# [Task data]
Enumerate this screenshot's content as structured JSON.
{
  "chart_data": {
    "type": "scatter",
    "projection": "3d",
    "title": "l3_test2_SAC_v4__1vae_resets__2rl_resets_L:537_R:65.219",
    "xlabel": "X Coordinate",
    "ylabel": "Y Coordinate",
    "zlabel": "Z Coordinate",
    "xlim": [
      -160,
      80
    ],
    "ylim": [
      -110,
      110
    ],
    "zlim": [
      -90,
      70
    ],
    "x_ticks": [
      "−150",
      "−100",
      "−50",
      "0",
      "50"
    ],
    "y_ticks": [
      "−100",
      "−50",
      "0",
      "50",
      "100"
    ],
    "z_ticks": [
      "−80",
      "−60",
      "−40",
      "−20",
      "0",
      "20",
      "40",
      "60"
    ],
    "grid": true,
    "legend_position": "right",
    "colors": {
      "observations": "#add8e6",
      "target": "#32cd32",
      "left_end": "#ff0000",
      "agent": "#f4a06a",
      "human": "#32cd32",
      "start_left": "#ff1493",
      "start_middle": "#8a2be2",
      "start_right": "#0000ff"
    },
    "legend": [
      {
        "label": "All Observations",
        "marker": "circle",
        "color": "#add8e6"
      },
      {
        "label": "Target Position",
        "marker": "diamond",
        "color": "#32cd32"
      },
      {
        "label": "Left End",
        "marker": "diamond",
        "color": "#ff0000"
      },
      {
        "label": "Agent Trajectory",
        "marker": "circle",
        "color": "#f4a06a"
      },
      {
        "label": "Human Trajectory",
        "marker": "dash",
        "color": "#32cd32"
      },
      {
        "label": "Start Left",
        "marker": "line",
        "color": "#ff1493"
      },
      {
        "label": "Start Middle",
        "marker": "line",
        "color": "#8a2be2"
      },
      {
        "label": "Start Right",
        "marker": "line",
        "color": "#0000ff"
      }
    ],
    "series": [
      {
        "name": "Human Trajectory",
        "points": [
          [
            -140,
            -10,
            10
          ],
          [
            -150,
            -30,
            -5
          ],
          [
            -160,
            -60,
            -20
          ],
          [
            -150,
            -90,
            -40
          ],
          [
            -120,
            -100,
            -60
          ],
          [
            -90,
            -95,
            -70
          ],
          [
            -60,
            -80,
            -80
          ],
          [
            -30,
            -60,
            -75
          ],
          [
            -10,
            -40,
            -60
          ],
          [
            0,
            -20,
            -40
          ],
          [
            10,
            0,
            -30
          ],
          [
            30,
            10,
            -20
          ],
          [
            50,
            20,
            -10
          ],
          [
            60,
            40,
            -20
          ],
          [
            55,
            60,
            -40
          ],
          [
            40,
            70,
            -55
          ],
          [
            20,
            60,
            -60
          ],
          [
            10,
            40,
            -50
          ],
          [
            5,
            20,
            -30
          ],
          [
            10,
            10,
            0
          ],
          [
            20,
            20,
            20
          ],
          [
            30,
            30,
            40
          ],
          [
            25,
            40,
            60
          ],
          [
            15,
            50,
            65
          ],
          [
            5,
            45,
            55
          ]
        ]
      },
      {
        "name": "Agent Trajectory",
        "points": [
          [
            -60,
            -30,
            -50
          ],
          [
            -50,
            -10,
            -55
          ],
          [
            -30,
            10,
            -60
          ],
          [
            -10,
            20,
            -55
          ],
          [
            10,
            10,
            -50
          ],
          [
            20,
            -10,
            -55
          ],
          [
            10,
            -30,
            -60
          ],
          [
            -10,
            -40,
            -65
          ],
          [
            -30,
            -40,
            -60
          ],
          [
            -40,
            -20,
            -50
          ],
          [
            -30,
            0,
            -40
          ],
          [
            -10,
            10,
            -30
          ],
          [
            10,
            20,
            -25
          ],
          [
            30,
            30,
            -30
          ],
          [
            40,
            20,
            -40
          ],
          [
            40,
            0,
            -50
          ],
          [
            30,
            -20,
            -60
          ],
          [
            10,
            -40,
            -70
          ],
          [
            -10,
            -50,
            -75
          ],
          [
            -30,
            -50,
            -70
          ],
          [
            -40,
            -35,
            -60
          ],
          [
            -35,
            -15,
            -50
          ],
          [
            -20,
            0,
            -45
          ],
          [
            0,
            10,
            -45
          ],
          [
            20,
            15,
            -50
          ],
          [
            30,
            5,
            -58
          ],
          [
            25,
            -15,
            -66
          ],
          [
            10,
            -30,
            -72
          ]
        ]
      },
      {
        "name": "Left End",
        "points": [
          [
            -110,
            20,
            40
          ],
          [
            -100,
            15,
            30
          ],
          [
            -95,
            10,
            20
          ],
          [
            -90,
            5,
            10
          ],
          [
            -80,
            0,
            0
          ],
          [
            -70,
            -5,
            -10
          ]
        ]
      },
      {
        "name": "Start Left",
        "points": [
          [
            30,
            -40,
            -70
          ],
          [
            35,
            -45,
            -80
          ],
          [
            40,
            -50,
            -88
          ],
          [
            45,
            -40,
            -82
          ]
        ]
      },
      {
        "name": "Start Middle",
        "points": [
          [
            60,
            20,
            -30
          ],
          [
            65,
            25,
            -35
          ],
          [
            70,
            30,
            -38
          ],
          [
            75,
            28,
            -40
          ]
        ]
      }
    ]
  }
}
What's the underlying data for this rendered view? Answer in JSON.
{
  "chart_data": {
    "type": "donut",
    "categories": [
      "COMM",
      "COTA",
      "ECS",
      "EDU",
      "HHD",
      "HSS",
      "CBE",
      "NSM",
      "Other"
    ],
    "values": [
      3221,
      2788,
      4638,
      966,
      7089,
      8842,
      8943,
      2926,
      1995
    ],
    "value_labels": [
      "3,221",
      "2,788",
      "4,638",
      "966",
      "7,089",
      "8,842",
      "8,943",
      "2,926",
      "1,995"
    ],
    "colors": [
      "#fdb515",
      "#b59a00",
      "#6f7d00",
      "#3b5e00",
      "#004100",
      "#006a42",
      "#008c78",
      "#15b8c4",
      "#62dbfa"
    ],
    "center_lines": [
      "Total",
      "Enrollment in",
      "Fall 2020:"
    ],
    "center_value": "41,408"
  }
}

# [The exercise]
Each line of the listing should be copied exactly.

# [Problem solution]
Enumerate this screenshot's content as structured JSON.
{
  "chart_data": {
    "type": "scatter",
    "projection": "3d",
    "title": "l3_test2_SAC_v4__1vae_resets__2rl_resets_L:537_R:65.219",
    "xlabel": "X Coordinate",
    "ylabel": "Y Coordinate",
    "zlabel": "Z Coordinate",
    "xlim": [
      -160,
      80
    ],
    "ylim": [
      -110,
      110
    ],
    "zlim": [
      -90,
      70
    ],
    "x_ticks": [
      "−150",
      "−100",
      "−50",
      "0",
      "50"
    ],
    "y_ticks": [
      "−100",
      "−50",
      "0",
      "50",
      "100"
    ],
    "z_ticks": [
      "−80",
      "−60",
      "−40",
      "−20",
      "0",
      "20",
      "40",
      "60"
    ],
    "grid": true,
    "legend_position": "right",
    "colors": {
      "observations": "#add8e6",
      "target": "#32cd32",
      "left_end": "#ff0000",
      "agent": "#f4a06a",
      "human": "#32cd32",
      "start_left": "#ff1493",
      "start_middle": "#8a2be2",
      "start_right": "#0000ff"
    },
    "legend": [
      {
        "label": "All Observations",
        "marker": "circle",
        "color": "#add8e6"
      },
      {
        "label": "Target Position",
        "marker": "diamond",
        "color": "#32cd32"
      },
      {
        "label": "Left End",
        "marker": "diamond",
        "color": "#ff0000"
      },
      {
        "label": "Agent Trajectory",
        "marker": "circle",
        "color": "#f4a06a"
      },
      {
        "label": "Human Trajectory",
        "marker": "dash",
        "color": "#32cd32"
      },
      {
        "label": "Start Left",
        "marker": "line",
        "color": "#ff1493"
      },
      {
        "label": "Start Middle",
        "marker": "line",
        "color": "#8a2be2"
      },
      {
        "label": "Start Right",
        "marker": "line",
        "color": "#0000ff"
      }
    ],
    "series": [
      {
        "name": "Human Trajectory",
        "points": [
          [
            -140,
            -10,
            10
          ],
          [
            -150,
            -30,
            -5
          ],
          [
            -160,
            -60,
            -20
          ],
          [
            -150,
            -90,
            -40
          ],
          [
            -120,
            -100,
            -60
          ],
          [
            -90,
            -95,
            -70
          ],
          [
            -60,
            -80,
            -80
          ],
          [
            -30,
            -60,
            -75
          ],
          [
            -10,
            -40,
            -60
          ],
          [
            0,
            -20,
            -40
          ],
          [
            10,
            0,
            -30
          ],
          [
            30,
            10,
            -20
          ],
          [
            50,
            20,
            -10
          ],
          [
            60,
            40,
            -20
          ],
          [
            55,
            60,
            -40
          ],
          [
            40,
            70,
            -55
          ],
          [
            20,
            60,
            -60
          ],
          [
            10,
            40,
            -50
          ],
          [
            5,
            20,
            -30
          ],
          [
            10,
            10,
            0
          ],
          [
            20,
            20,
            20
          ],
          [
            30,
            30,
            40
          ],
          [
            25,
            40,
            60
          ],
          [
            15,
            50,
            65
          ],
          [
            5,
            45,
            55
          ]
        ]
      },
      {
        "name": "Agent Trajectory",
        "points": [
          [
            -60,
            -30,
            -50
          ],
          [
            -50,
            -10,
            -55
          ],
          [
            -30,
            10,
            -60
          ],
          [
            -10,
            20,
            -55
          ],
          [
            10,
            10,
            -50
          ],
          [
            20,
            -10,
            -55
          ],
          [
            10,
            -30,
            -60
          ],
          [
            -10,
            -40,
            -65
          ],
          [
            -30,
            -40,
            -60
          ],
          [
            -40,
            -20,
            -50
          ],
          [
            -30,
            0,
            -40
          ],
          [
            -10,
            10,
            -30
          ],
          [
            10,
            20,
            -25
          ],
          [
            30,
            30,
            -30
          ],
          [
            40,
            20,
            -40
          ],
          [
            40,
            0,
            -50
          ],
          [
            30,
            -20,
            -60
          ],
          [
            10,
            -40,
            -70
          ],
          [
            -10,
            -50,
            -75
          ],
          [
            -30,
            -50,
            -70
          ],
          [
            -40,
            -35,
            -60
          ],
          [
            -35,
            -15,
            -50
          ],
          [
            -20,
            0,
            -45
          ],
          [
            0,
            10,
            -45
          ],
          [
            20,
            15,
            -50
          ],
          [
            30,
            5,
            -58
          ],
          [
            25,
            -15,
            -66
          ],
          [
            10,
            -30,
            -72
          ]
        ]
      },
      {
        "name": "Left End",
        "points": [
          [
            -110,
            20,
            40
          ],
          [
            -100,
            15,
            30
          ],
          [
            -95,
            10,
            20
          ],
          [
            -90,
            5,
            10
          ],
          [
            -80,
            0,
            0
          ],
          [
            -70,
            -5,
            -10
          ]
        ]
      },
      {
        "name": "Start Left",
        "points": [
          [
            30,
            -40,
            -70
          ],
          [
            35,
            -45,
            -80
          ],
          [
            40,
            -50,
            -88
          ],
          [
            45,
            -40,
            -82
          ]
        ]
      },
      {
        "name": "Start Middle",
        "points": [
          [
            60,
            20,
            -30
          ],
          [
            65,
            25,
            -35
          ],
          [
            70,
            30,
            -38
          ],
          [
            75,
            28,
            -40
          ]
        ]
      }
    ]
  }
}
What's the underlying data for this rendered view? Answer in JSON.
{
  "chart_data": {
    "type": "donut",
    "categories": [
      "COMM",
      "COTA",
      "ECS",
      "EDU",
      "HHD",
      "HSS",
      "CBE",
      "NSM",
      "Other"
    ],
    "values": [
      3221,
      2788,
      4638,
      966,
      7089,
      8842,
      8943,
      2926,
      1995
    ],
    "value_labels": [
      "3,221",
      "2,788",
      "4,638",
      "966",
      "7,089",
      "8,842",
      "8,943",
      "2,926",
      "1,995"
    ],
    "colors": [
      "#fdb515",
      "#b59a00",
      "#6f7d00",
      "#3b5e00",
      "#004100",
      "#006a42",
      "#008c78",
      "#15b8c4",
      "#62dbfa"
    ],
    "center_lines": [
      "Total",
      "Enrollment in",
      "Fall 2020:"
    ],
    "center_value": "41,408"
  }
}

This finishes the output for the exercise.